• **Do this**
Copy out each line that mentions the word "ILCS".

• **Extracted information**
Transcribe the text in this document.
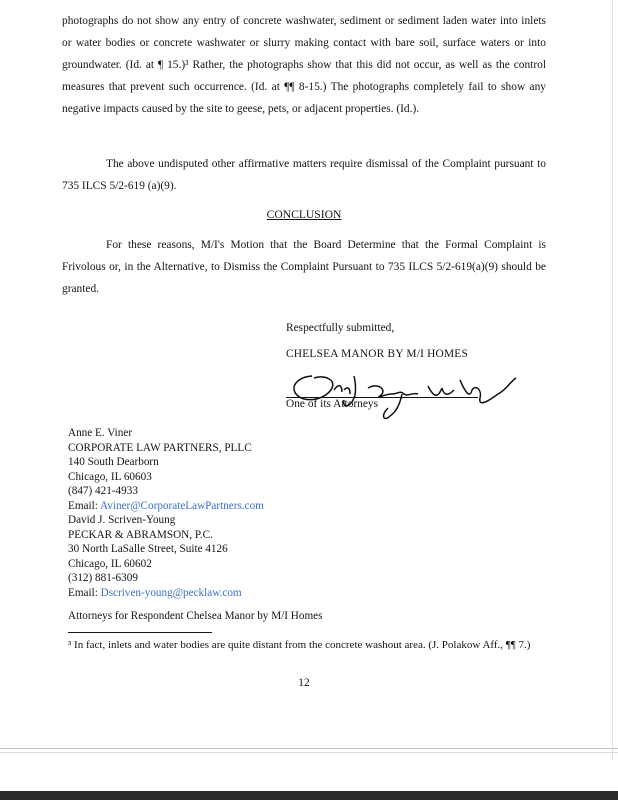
photographs do not show any entry of concrete washwater, sediment or sediment laden water into inlets or water bodies or concrete washwater or slurry making contact with bare soil, surface waters or into groundwater. (Id. at ¶ 15.)³ Rather, the photographs show that this did not occur, as well as the control measures that prevent such occurrence. (Id. at ¶¶ 8-15.) The photographs completely fail to show any negative impacts caused by the site to geese, pets, or adjacent properties. (Id.).

The above undisputed other affirmative matters require dismissal of the Complaint pursuant to 735 ILCS 5/2-619 (a)(9).

CONCLUSION

For these reasons, M/I's Motion that the Board Determine that the Formal Complaint is Frivolous or, in the Alternative, to Dismiss the Complaint Pursuant to 735 ILCS 5/2-619(a)(9) should be granted.

Respectfully submitted,

CHELSEA MANOR BY M/I HOMES

One of its Attorneys

Anne E. Viner
CORPORATE LAW PARTNERS, PLLC
140 South Dearborn
Chicago, IL 60603
(847) 421-4933
Email: Aviner@CorporateLawPartners.com
David J. Scriven-Young
PECKAR & ABRAMSON, P.C.
30 North LaSalle Street, Suite 4126
Chicago, IL 60602
(312) 881-6309
Email: Dscriven-young@pecklaw.com

Attorneys for Respondent Chelsea Manor by M/I Homes

³ In fact, inlets and water bodies are quite distant from the concrete washout area. (J. Polakow Aff., ¶¶ 7.)

12
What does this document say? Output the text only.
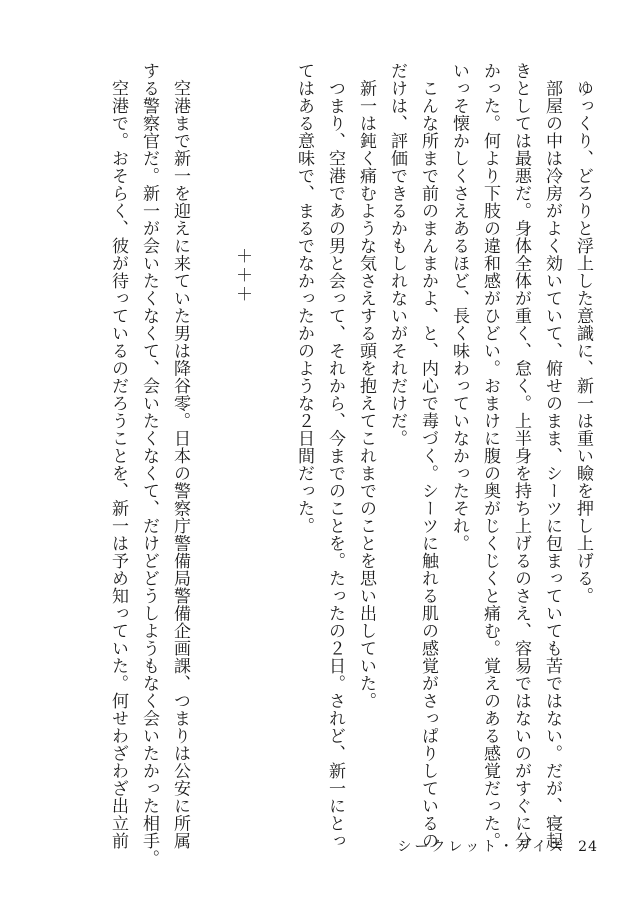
　ゆっくり、どろりと浮上した意識に、新一は重い瞼を押し上げる。
　部屋の中は冷房がよく効いていて、俯せのまま、シーツに包まっていても苦ではない。だが、寝起
きとしては最悪だ。身体全体が重く、怠く。上半身を持ち上げるのさえ、容易ではないのがすぐに分
かった。何より下肢の違和感がひどい。おまけに腹の奥がじくじくと痛む。覚えのある感覚だった。
いっそ懐かしくさえあるほど、長く味わっていなかったそれ。
　こんな所まで前のまんまかよ、と、内心で毒づく。シーツに触れる肌の感覚がさっぱりしているの
だけは、評価できるかもしれないがそれだけだ。
　新一は鈍く痛むような気さえする頭を抱えてこれまでのことを思い出していた。
　つまり、空港であの男と会って、それから、今までのことを。たったの２日。されど、新一にとっ
てはある意味で、まるでなかったかのような２日間だった。
＋＋＋
　空港まで新一を迎えに来ていた男は降谷零。日本の警察庁警備局警備企画課、つまりは公安に所属
する警察官だ。新一が会いたくなくて、会いたくなくて、だけどどうしようもなく会いたかった相手。
　空港で。おそらく、彼が待っているのだろうことを、新一は予め知っていた。何せわざわざ出立前	シークレット・デイズ 24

• **Expected answer**
The above undisputed other affirmative matters require dismissal of the Complaint pursuant to 735 ILCS 5/2-619 (a)(9).
For these reasons, M/I's Motion that the Board Determine that the Formal Complaint is Frivolous or, in the Alternative, to Dismiss the Complaint Pursuant to 735 ILCS 5/2-619(a)(9) should be granted.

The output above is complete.